[A block of data]
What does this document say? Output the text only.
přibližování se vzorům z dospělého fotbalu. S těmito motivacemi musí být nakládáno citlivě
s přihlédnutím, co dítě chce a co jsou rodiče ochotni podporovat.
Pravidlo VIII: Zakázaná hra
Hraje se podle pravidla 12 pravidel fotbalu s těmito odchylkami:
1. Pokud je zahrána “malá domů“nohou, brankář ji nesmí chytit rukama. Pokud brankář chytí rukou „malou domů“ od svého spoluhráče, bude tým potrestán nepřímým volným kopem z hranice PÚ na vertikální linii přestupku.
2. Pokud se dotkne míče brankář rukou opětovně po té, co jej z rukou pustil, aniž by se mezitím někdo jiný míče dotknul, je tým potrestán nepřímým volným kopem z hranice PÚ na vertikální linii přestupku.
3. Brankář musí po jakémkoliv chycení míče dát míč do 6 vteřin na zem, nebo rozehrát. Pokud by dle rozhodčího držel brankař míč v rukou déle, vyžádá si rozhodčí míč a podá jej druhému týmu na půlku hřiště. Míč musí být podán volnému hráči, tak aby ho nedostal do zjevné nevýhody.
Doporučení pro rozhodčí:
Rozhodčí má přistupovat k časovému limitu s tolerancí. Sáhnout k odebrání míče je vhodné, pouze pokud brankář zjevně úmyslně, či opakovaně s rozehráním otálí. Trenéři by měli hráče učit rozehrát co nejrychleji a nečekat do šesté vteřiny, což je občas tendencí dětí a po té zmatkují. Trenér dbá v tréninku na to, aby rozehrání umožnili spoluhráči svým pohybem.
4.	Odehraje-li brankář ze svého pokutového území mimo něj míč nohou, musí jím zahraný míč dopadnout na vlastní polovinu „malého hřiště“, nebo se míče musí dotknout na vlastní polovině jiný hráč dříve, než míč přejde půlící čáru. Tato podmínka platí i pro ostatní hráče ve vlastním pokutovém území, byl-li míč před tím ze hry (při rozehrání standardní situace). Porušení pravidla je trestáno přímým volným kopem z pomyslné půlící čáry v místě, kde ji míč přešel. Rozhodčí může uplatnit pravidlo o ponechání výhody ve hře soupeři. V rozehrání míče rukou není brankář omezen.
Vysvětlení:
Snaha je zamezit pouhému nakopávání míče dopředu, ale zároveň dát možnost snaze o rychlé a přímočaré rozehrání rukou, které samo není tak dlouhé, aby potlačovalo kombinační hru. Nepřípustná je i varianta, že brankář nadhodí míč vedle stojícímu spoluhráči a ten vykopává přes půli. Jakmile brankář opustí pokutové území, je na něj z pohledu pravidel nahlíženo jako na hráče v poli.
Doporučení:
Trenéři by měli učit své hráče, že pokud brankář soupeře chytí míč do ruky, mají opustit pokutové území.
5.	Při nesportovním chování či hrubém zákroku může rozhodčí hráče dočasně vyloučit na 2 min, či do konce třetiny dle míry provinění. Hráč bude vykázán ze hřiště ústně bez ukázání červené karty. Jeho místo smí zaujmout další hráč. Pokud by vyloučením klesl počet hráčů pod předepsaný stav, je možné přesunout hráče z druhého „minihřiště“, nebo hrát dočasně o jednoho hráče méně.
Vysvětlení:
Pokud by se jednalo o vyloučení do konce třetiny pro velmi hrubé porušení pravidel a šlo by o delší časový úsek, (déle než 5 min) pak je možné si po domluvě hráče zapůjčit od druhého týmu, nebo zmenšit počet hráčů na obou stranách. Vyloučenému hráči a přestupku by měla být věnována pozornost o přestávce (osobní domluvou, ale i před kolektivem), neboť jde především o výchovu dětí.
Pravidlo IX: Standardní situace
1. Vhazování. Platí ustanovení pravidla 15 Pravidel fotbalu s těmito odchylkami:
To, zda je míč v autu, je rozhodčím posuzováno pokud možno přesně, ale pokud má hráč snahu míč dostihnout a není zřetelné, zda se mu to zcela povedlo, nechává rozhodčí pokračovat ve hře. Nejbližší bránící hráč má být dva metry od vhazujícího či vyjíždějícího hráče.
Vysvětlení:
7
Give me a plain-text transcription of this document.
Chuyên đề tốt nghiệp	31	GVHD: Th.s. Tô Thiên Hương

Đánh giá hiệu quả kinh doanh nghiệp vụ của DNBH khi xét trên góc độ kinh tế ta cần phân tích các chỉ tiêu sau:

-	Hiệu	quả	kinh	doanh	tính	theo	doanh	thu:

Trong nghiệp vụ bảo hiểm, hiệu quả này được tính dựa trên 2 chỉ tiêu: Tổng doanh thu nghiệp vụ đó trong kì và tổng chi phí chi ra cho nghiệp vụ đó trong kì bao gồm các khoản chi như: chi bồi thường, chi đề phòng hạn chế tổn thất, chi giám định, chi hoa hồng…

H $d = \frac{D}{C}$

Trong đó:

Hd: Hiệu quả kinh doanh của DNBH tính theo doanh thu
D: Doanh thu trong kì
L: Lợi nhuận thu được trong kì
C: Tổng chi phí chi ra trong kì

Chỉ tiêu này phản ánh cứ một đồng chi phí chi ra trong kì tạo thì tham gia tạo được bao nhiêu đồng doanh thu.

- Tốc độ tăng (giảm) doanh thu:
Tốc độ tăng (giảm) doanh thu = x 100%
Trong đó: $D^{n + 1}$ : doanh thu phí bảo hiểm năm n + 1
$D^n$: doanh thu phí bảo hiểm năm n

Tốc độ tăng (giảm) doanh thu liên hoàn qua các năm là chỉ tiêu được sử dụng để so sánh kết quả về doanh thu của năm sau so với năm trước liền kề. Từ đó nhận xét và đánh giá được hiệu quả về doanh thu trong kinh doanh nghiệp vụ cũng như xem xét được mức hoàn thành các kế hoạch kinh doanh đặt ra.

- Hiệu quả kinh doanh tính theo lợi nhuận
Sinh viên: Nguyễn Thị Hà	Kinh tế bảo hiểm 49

◆ **Short exercise**
Quote the whole listing above, leaving nothing out.

◆ **Response to this task**
What does this document say? Output the text only.
přibližování se vzorům z dospělého fotbalu. S těmito motivacemi musí být nakládáno citlivě
s přihlédnutím, co dítě chce a co jsou rodiče ochotni podporovat.
Pravidlo VIII: Zakázaná hra
Hraje se podle pravidla 12 pravidel fotbalu s těmito odchylkami:
1. Pokud je zahrána “malá domů“nohou, brankář ji nesmí chytit rukama. Pokud brankář chytí rukou „malou domů“ od svého spoluhráče, bude tým potrestán nepřímým volným kopem z hranice PÚ na vertikální linii přestupku.
2. Pokud se dotkne míče brankář rukou opětovně po té, co jej z rukou pustil, aniž by se mezitím někdo jiný míče dotknul, je tým potrestán nepřímým volným kopem z hranice PÚ na vertikální linii přestupku.
3. Brankář musí po jakémkoliv chycení míče dát míč do 6 vteřin na zem, nebo rozehrát. Pokud by dle rozhodčího držel brankař míč v rukou déle, vyžádá si rozhodčí míč a podá jej druhému týmu na půlku hřiště. Míč musí být podán volnému hráči, tak aby ho nedostal do zjevné nevýhody.
Doporučení pro rozhodčí:
Rozhodčí má přistupovat k časovému limitu s tolerancí. Sáhnout k odebrání míče je vhodné, pouze pokud brankář zjevně úmyslně, či opakovaně s rozehráním otálí. Trenéři by měli hráče učit rozehrát co nejrychleji a nečekat do šesté vteřiny, což je občas tendencí dětí a po té zmatkují. Trenér dbá v tréninku na to, aby rozehrání umožnili spoluhráči svým pohybem.
4.	Odehraje-li brankář ze svého pokutového území mimo něj míč nohou, musí jím zahraný míč dopadnout na vlastní polovinu „malého hřiště“, nebo se míče musí dotknout na vlastní polovině jiný hráč dříve, než míč přejde půlící čáru. Tato podmínka platí i pro ostatní hráče ve vlastním pokutovém území, byl-li míč před tím ze hry (při rozehrání standardní situace). Porušení pravidla je trestáno přímým volným kopem z pomyslné půlící čáry v místě, kde ji míč přešel. Rozhodčí může uplatnit pravidlo o ponechání výhody ve hře soupeři. V rozehrání míče rukou není brankář omezen.
Vysvětlení:
Snaha je zamezit pouhému nakopávání míče dopředu, ale zároveň dát možnost snaze o rychlé a přímočaré rozehrání rukou, které samo není tak dlouhé, aby potlačovalo kombinační hru. Nepřípustná je i varianta, že brankář nadhodí míč vedle stojícímu spoluhráči a ten vykopává přes půli. Jakmile brankář opustí pokutové území, je na něj z pohledu pravidel nahlíženo jako na hráče v poli.
Doporučení:
Trenéři by měli učit své hráče, že pokud brankář soupeře chytí míč do ruky, mají opustit pokutové území.
5.	Při nesportovním chování či hrubém zákroku může rozhodčí hráče dočasně vyloučit na 2 min, či do konce třetiny dle míry provinění. Hráč bude vykázán ze hřiště ústně bez ukázání červené karty. Jeho místo smí zaujmout další hráč. Pokud by vyloučením klesl počet hráčů pod předepsaný stav, je možné přesunout hráče z druhého „minihřiště“, nebo hrát dočasně o jednoho hráče méně.
Vysvětlení:
Pokud by se jednalo o vyloučení do konce třetiny pro velmi hrubé porušení pravidel a šlo by o delší časový úsek, (déle než 5 min) pak je možné si po domluvě hráče zapůjčit od druhého týmu, nebo zmenšit počet hráčů na obou stranách. Vyloučenému hráči a přestupku by měla být věnována pozornost o přestávce (osobní domluvou, ale i před kolektivem), neboť jde především o výchovu dětí.
Pravidlo IX: Standardní situace
1. Vhazování. Platí ustanovení pravidla 15 Pravidel fotbalu s těmito odchylkami:
To, zda je míč v autu, je rozhodčím posuzováno pokud možno přesně, ale pokud má hráč snahu míč dostihnout a není zřetelné, zda se mu to zcela povedlo, nechává rozhodčí pokračovat ve hře. Nejbližší bránící hráč má být dva metry od vhazujícího či vyjíždějícího hráče.
Vysvětlení:
7
Give me a plain-text transcription of this document.
Chuyên đề tốt nghiệp	31	GVHD: Th.s. Tô Thiên Hương

Đánh giá hiệu quả kinh doanh nghiệp vụ của DNBH khi xét trên góc độ kinh tế ta cần phân tích các chỉ tiêu sau:

-	Hiệu	quả	kinh	doanh	tính	theo	doanh	thu:

Trong nghiệp vụ bảo hiểm, hiệu quả này được tính dựa trên 2 chỉ tiêu: Tổng doanh thu nghiệp vụ đó trong kì và tổng chi phí chi ra cho nghiệp vụ đó trong kì bao gồm các khoản chi như: chi bồi thường, chi đề phòng hạn chế tổn thất, chi giám định, chi hoa hồng…

H $d = \frac{D}{C}$

Trong đó:

Hd: Hiệu quả kinh doanh của DNBH tính theo doanh thu
D: Doanh thu trong kì
L: Lợi nhuận thu được trong kì
C: Tổng chi phí chi ra trong kì

Chỉ tiêu này phản ánh cứ một đồng chi phí chi ra trong kì tạo thì tham gia tạo được bao nhiêu đồng doanh thu.

- Tốc độ tăng (giảm) doanh thu:
Tốc độ tăng (giảm) doanh thu = x 100%
Trong đó: $D^{n + 1}$ : doanh thu phí bảo hiểm năm n + 1
$D^n$: doanh thu phí bảo hiểm năm n

Tốc độ tăng (giảm) doanh thu liên hoàn qua các năm là chỉ tiêu được sử dụng để so sánh kết quả về doanh thu của năm sau so với năm trước liền kề. Từ đó nhận xét và đánh giá được hiệu quả về doanh thu trong kinh doanh nghiệp vụ cũng như xem xét được mức hoàn thành các kế hoạch kinh doanh đặt ra.

- Hiệu quả kinh doanh tính theo lợi nhuận
Sinh viên: Nguyễn Thị Hà	Kinh tế bảo hiểm 49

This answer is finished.